▶ GOAL
Copy all lines of the listing that include the string "title".

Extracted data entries

==========

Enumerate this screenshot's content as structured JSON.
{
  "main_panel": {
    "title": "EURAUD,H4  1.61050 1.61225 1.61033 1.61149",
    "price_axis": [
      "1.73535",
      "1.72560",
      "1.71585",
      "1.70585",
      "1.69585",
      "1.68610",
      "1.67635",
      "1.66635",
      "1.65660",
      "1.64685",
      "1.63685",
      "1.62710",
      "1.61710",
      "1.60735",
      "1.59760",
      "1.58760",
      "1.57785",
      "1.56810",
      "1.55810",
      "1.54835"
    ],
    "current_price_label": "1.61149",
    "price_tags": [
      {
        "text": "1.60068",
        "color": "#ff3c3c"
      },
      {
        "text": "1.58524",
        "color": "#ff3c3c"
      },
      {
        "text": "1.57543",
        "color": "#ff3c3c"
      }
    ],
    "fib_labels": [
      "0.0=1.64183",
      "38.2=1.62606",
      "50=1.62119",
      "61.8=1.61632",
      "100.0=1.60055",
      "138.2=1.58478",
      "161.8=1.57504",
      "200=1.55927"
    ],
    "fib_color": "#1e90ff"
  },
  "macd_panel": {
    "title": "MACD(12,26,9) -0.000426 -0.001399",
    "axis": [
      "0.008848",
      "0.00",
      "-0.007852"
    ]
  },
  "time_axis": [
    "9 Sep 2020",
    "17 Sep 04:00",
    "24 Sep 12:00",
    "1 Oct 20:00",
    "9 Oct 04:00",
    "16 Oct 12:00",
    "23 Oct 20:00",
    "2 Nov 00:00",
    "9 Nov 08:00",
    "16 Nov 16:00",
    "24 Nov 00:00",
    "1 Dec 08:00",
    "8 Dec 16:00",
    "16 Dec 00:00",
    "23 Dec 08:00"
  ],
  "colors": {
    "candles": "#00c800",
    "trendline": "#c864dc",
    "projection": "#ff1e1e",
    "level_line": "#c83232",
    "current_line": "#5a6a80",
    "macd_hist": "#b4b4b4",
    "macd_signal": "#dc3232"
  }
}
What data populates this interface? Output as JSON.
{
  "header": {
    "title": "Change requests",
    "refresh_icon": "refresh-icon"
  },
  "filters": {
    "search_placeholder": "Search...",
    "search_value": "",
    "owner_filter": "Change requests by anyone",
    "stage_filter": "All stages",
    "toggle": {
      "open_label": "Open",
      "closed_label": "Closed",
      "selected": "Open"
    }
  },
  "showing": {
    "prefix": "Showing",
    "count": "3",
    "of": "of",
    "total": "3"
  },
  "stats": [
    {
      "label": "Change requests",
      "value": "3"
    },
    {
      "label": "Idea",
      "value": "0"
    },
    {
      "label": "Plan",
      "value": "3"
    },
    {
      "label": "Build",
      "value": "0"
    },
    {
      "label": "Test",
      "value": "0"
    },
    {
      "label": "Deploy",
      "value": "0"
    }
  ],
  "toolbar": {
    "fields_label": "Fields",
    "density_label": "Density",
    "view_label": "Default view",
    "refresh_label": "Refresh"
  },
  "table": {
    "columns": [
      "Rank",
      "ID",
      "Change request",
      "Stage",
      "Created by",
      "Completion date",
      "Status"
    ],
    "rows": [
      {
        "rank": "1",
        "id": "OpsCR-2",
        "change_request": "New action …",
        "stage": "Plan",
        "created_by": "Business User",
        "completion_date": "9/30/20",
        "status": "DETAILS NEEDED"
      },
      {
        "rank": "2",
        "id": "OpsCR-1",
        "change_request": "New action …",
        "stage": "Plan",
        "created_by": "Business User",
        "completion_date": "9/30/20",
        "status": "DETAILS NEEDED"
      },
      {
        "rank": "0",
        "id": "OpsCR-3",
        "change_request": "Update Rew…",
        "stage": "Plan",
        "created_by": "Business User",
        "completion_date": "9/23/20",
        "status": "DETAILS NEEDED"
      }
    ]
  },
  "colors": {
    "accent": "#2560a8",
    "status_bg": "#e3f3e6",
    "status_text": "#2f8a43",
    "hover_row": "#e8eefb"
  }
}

==========

▶ OUTPUT OF THE EXERCISE
    "title": "EURAUD,H4  1.61050 1.61225 1.61033 1.61149",
    "title": "MACD(12,26,9) -0.000426 -0.001399",
    "title": "Change requests",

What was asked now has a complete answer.